- _PROVIDED DATA_:
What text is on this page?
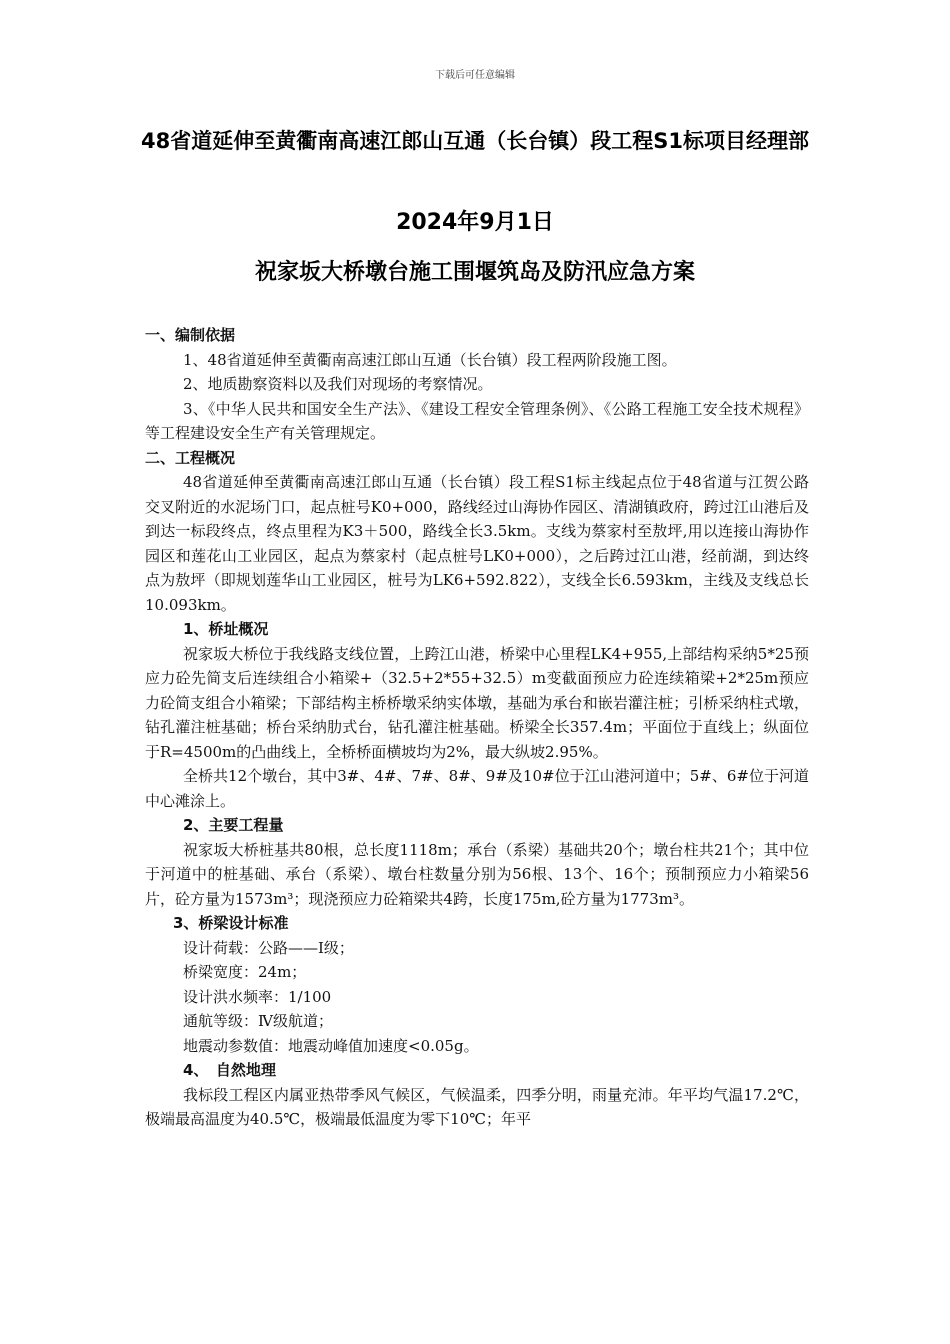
下载后可任意编辑
48省道延伸至黄衢南高速江郎山互通（长台镇）段工程S1标项目经理部
2024年9月1日
祝家坂大桥墩台施工围堰筑岛及防汛应急方案

一、编制依据

1、48省道延伸至黄衢南高速江郎山互通（长台镇）段工程两阶段施工图。

2、地质勘察资料以及我们对现场的考察情况。

3、《中华人民共和国安全生产法》、《建设工程安全管理条例》、《公路工程施工安全技术规程》等工程建设安全生产有关管理规定。

二、工程概况

48省道延伸至黄衢南高速江郎山互通（长台镇）段工程S1标主线起点位于48省道与江贺公路交叉附近的水泥场门口，起点桩号K0+000，路线经过山海协作园区、清湖镇政府，跨过江山港后及到达一标段终点，终点里程为K3＋500，路线全长3.5km。支线为蔡家村至敖坪,用以连接山海协作园区和莲花山工业园区，起点为蔡家村（起点桩号LK0+000），之后跨过江山港，经前湖，到达终点为敖坪（即规划莲华山工业园区，桩号为LK6+592.822），支线全长6.593km，主线及支线总长10.093km。

1、桥址概况

祝家坂大桥位于我线路支线位置，上跨江山港，桥梁中心里程LK4+955,上部结构采纳5*25预应力砼先简支后连续组合小箱梁+（32.5+2*55+32.5）m变截面预应力砼连续箱梁+2*25m预应力砼简支组合小箱梁；下部结构主桥桥墩采纳实体墩，基础为承台和嵌岩灌注桩；引桥采纳柱式墩，钻孔灌注桩基础；桥台采纳肋式台，钻孔灌注桩基础。桥梁全长357.4m；平面位于直线上；纵面位于R=4500m的凸曲线上，全桥桥面横坡均为2%，最大纵坡2.95%。

全桥共12个墩台，其中3#、4#、7#、8#、9#及10#位于江山港河道中；5#、6#位于河道中心滩涂上。

2、主要工程量

祝家坂大桥桩基共80根，总长度1118m；承台（系梁）基础共20个；墩台柱共21个；其中位于河道中的桩基础、承台（系梁）、墩台柱数量分别为56根、13个、16个；预制预应力小箱梁56片，砼方量为1573m³；现浇预应力砼箱梁共4跨，长度175m,砼方量为1773m³。

3、桥梁设计标准

设计荷载：公路——Ⅰ级；

桥梁宽度：24m；

设计洪水频率：1/100

通航等级：Ⅳ级航道；

地震动参数值：地震动峰值加速度<0.05g。

4、　自然地理

我标段工程区内属亚热带季风气候区，气候温柔，四季分明，雨量充沛。年平均气温17.2℃，极端最高温度为40.5℃，极端最低温度为零下10℃；年平
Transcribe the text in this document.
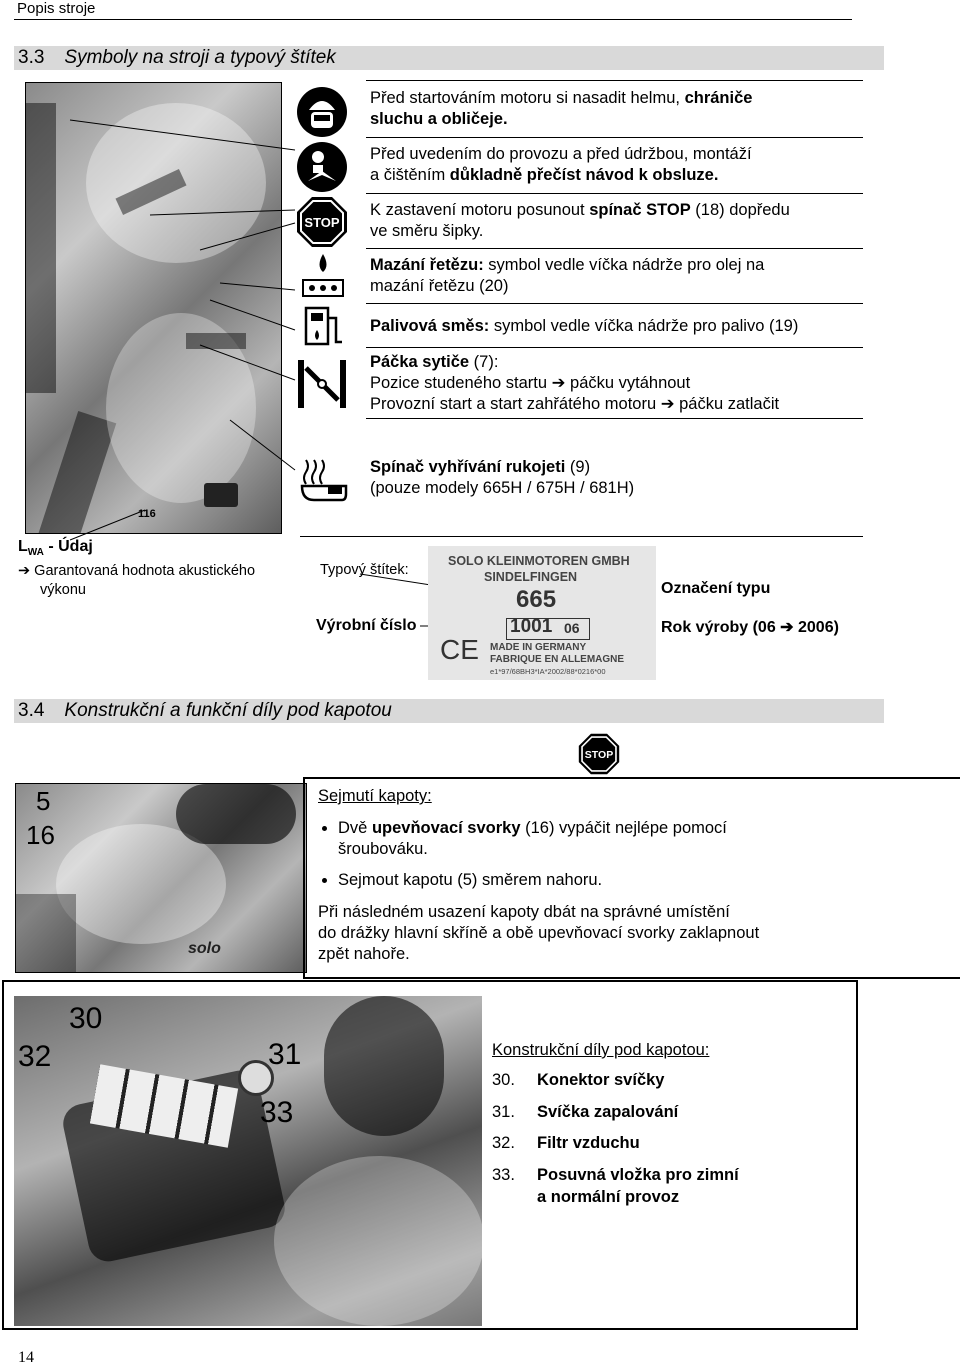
Popis stroje
3.3 Symboly na stroji a typový štítek
116
STOP
Před startováním motoru si nasadit helmu, chrániče
sluchu a obličeje.
Před uvedením do provozu a před údržbou, montáží
a čištěním důkladně přečíst návod k obsluze.
K zastavení motoru posunout spínač STOP (18) dopředu
ve směru šipky.
Mazání řetězu: symbol vedle víčka nádrže pro olej na
mazání řetězu (20)
Palivová směs: symbol vedle víčka nádrže pro palivo (19)
Páčka sytiče (7):
Pozice studeného startu ➔ páčku vytáhnout
Provozní start a start zahřátého motoru ➔ páčku zatlačit
Spínač vyhřívání rukojeti (9)
(pouze modely 665H / 675H / 681H)
$L_{WA}$ - Údaj
➔ Garantovaná hodnota akustického
výkonu
Typový štítek:
Výrobní číslo
Označení typu
Rok výroby (06 ➔ 2006)
SOLO KLEINMOTOREN GMBH
SINDELFINGEN
665
1001 06
CE MADE IN GERMANY
FABRIQUE EN ALLEMAGNE
e1*97/68BH3*IA*2002/88*0216*00
3.4 Konstrukční a funkční díly pod kapotou
STOP
solo
5
16
Sejmutí kapoty:
• Dvě upevňovací svorky (16) vypáčit nejlépe pomocí
šroubováku.
• Sejmout kapotu (5) směrem nahoru.
Při následném usazení kapoty dbát na správné umístění
do drážky hlavní skříně a obě upevňovací svorky zaklapnout
zpět nahoře.
30
31
32
33
Konstrukční díly pod kapotou:
30. Konektor svíčky
31. Svíčka zapalování
32. Filtr vzduchu
33. Posuvná vložka pro zimní
a normální provoz
14
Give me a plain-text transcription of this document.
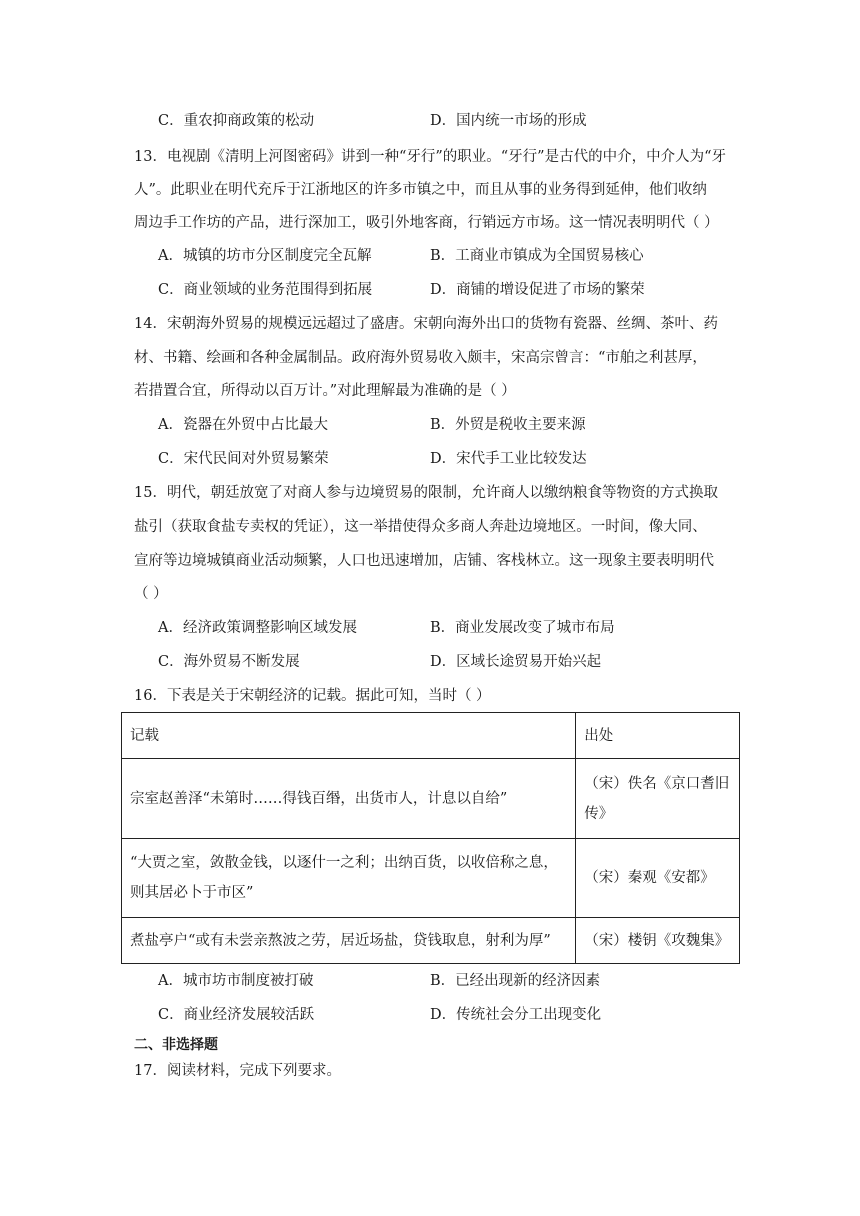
C．重农抑商政策的松动	D．国内统一市场的形成
13．电视剧《清明上河图密码》讲到一种“牙行”的职业。“牙行”是古代的中介，中介人为“牙
人”。此职业在明代充斥于江浙地区的许多市镇之中，而且从事的业务得到延伸，他们收纳
周边手工作坊的产品，进行深加工，吸引外地客商，行销远方市场。这一情况表明明代（ ）
A．城镇的坊市分区制度完全瓦解	B．工商业市镇成为全国贸易核心
C．商业领域的业务范围得到拓展	D．商铺的增设促进了市场的繁荣
14．宋朝海外贸易的规模远远超过了盛唐。宋朝向海外出口的货物有瓷器、丝绸、茶叶、药
材、书籍、绘画和各种金属制品。政府海外贸易收入颇丰，宋高宗曾言：“市舶之利甚厚，
若措置合宜，所得动以百万计。”对此理解最为准确的是（ ）
A．瓷器在外贸中占比最大	B．外贸是税收主要来源
C．宋代民间对外贸易繁荣	D．宋代手工业比较发达
15．明代，朝廷放宽了对商人参与边境贸易的限制，允许商人以缴纳粮食等物资的方式换取
盐引（获取食盐专卖权的凭证），这一举措使得众多商人奔赴边境地区。一时间，像大同、
宣府等边境城镇商业活动频繁，人口也迅速增加，店铺、客栈林立。这一现象主要表明明代
（ ）
A．经济政策调整影响区域发展	B．商业发展改变了城市布局
C．海外贸易不断发展	D．区域长途贸易开始兴起
16．下表是关于宋朝经济的记载。据此可知，当时（ ）
记载	出处
宗室赵善泽“未第时……得钱百缗，出货市人，计息以自给”	（宋）佚名《京口耆旧
传》

“大贾之室，敛散金钱，以逐什一之利；出纳百货，以收倍称之息，
则其居必卜于市区”	（宋）秦观《安都》
煮盐亭户“或有未尝亲熬波之劳，居近场盐，贷钱取息，射利为厚”	（宋）楼钥《攻魏集》
A．城市坊市制度被打破	B．已经出现新的经济因素
C．商业经济发展较活跃	D．传统社会分工出现变化
二、非选择题
17．阅读材料，完成下列要求。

- _REQUIREMENTS_:
From the listing above, collect every line that mentions the word "upevňovací".

- _SOLUTION TO THIS TASK_:
• Dvě upevňovací svorky (16) vypáčit nejlépe pomocí
do drážky hlavní skříně a obě upevňovací svorky zaklapnout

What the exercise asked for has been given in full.